Provided entries:
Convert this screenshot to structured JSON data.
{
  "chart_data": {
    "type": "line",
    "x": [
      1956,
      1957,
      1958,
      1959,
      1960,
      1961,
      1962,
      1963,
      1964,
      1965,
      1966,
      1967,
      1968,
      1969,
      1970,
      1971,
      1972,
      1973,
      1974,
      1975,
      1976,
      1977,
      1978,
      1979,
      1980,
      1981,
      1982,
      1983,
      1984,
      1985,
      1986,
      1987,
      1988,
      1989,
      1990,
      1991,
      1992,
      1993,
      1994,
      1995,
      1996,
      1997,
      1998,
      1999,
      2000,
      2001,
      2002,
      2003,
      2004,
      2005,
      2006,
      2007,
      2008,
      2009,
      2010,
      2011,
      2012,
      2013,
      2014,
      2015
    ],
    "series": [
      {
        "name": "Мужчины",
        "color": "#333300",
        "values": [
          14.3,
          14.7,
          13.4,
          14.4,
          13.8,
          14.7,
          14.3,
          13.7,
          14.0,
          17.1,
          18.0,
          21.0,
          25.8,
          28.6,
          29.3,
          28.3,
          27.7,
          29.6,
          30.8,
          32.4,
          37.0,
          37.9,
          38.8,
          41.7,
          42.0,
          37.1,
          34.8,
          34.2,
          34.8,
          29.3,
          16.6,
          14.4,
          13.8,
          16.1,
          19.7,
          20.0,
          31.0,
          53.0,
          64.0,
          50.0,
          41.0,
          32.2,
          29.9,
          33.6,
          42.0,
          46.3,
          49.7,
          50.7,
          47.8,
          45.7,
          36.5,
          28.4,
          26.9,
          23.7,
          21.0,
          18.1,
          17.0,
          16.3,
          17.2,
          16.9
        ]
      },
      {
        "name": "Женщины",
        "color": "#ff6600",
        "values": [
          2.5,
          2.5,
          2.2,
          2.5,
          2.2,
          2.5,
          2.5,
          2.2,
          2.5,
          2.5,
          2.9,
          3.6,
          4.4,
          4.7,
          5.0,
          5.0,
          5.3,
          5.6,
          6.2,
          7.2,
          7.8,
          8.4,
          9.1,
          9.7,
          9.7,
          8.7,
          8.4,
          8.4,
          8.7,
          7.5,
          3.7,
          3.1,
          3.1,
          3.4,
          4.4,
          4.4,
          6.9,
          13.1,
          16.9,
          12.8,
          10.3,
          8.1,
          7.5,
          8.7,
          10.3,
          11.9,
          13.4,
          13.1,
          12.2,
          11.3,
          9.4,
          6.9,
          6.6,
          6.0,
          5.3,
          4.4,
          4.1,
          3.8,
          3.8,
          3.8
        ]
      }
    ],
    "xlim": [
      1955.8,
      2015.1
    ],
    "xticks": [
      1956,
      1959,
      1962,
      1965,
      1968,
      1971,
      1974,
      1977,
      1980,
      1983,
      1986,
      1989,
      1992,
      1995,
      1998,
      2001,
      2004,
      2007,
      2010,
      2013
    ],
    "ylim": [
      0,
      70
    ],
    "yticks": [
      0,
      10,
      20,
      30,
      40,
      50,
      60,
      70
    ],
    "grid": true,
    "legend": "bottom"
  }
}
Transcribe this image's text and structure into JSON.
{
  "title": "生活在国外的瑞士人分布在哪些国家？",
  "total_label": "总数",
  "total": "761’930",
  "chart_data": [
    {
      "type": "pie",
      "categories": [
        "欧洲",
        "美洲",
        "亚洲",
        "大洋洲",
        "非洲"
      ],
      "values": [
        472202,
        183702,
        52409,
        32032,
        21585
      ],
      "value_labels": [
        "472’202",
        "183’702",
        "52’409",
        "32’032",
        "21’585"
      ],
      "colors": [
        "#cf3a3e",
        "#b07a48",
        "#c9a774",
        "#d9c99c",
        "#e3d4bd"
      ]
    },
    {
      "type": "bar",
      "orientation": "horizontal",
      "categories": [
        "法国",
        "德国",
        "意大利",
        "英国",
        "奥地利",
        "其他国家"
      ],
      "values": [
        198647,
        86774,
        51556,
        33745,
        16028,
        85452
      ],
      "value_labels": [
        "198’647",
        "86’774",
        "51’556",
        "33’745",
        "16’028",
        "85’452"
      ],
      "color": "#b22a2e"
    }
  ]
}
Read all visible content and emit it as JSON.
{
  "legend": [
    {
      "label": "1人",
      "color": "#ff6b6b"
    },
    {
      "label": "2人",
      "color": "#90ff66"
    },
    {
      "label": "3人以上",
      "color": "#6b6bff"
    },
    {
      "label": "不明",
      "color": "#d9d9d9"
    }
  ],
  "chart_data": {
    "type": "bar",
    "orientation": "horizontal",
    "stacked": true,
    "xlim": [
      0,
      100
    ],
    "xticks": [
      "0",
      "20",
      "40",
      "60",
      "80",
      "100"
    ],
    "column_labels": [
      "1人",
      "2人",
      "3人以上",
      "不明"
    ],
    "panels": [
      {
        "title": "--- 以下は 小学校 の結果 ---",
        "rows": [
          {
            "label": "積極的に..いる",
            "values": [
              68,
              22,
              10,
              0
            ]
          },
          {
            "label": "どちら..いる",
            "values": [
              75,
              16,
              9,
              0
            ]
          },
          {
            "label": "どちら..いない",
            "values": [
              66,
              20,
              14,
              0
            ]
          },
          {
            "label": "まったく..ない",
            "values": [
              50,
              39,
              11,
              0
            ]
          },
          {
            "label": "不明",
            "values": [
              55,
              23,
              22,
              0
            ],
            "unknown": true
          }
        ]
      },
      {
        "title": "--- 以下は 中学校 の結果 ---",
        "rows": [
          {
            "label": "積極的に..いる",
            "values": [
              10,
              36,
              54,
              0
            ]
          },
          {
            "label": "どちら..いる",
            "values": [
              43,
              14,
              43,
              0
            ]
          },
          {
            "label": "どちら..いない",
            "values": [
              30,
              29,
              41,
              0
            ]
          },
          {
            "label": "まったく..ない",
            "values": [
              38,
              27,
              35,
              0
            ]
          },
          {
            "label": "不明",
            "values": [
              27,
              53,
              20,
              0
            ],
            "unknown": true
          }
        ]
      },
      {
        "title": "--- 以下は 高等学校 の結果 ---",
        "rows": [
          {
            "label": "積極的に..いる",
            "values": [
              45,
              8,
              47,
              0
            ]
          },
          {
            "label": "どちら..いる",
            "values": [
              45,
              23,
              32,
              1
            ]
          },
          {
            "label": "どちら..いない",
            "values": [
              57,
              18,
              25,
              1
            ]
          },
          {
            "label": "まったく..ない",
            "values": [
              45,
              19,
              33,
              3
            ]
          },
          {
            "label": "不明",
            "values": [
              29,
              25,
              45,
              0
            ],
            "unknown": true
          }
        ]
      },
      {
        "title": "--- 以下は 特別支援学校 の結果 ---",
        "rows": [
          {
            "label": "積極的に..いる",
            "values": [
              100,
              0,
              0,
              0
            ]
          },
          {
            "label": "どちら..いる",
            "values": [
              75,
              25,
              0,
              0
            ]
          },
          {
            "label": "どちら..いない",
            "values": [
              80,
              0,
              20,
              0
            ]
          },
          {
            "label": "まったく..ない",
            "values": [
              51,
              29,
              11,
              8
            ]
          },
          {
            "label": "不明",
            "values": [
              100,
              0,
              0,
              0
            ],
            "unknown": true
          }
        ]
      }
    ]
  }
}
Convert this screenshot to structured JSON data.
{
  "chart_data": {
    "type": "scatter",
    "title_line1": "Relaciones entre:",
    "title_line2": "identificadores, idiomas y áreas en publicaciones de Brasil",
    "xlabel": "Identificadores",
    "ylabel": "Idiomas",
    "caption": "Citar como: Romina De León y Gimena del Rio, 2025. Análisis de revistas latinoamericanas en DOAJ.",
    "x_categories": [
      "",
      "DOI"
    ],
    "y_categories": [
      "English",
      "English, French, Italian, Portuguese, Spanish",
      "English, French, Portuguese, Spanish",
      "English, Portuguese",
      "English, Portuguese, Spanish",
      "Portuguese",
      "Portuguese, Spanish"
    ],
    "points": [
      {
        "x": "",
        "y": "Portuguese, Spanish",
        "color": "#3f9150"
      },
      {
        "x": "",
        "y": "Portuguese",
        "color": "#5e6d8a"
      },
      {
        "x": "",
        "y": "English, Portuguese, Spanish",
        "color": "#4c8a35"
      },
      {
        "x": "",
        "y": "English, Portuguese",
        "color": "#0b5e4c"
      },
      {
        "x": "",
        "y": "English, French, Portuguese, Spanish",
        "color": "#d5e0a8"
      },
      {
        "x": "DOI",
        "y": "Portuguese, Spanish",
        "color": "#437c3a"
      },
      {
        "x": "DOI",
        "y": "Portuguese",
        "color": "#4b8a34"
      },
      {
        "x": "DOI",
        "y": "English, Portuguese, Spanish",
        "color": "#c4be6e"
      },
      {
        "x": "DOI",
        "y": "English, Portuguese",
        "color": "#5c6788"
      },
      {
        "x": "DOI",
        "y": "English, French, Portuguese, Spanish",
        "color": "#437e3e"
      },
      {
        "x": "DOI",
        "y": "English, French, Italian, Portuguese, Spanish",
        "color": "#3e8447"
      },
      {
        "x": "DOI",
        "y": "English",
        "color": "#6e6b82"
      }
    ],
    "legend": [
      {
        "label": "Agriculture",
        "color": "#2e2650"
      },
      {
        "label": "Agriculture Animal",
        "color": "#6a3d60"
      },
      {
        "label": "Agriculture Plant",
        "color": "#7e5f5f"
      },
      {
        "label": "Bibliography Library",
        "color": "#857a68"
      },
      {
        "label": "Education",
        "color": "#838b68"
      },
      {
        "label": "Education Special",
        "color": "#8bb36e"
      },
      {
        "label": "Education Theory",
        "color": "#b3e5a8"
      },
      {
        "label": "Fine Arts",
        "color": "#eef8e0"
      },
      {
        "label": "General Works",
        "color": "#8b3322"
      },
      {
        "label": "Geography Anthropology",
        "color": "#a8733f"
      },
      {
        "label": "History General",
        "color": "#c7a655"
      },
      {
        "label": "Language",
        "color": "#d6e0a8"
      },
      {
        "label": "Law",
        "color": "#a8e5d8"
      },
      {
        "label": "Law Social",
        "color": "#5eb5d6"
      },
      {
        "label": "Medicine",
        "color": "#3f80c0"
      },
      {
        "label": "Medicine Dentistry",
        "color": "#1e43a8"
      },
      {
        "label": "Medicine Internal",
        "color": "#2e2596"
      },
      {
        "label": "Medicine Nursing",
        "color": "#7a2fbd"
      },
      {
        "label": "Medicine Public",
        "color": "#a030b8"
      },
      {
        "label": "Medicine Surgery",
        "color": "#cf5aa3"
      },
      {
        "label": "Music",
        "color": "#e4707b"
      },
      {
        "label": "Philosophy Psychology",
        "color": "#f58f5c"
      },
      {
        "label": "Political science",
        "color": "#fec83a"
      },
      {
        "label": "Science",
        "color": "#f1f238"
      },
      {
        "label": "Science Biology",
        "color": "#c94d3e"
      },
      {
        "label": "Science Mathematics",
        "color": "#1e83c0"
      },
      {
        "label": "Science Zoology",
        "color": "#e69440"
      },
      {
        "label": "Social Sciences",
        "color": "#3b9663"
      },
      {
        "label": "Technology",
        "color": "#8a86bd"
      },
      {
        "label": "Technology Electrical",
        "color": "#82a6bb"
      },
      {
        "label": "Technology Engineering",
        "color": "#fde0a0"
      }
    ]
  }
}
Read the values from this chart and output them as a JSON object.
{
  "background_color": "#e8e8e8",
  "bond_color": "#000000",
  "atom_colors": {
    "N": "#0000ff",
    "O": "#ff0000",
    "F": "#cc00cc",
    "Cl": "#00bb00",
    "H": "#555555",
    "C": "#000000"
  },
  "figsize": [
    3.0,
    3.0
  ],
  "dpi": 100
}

Direction:
Return each line where "this" shows up.

Solution:
Convert this screenshot to structured JSON data.
Transcribe this image's text and structure into JSON.
Convert this screenshot to structured JSON data.
Read the values from this chart and output them as a JSON object.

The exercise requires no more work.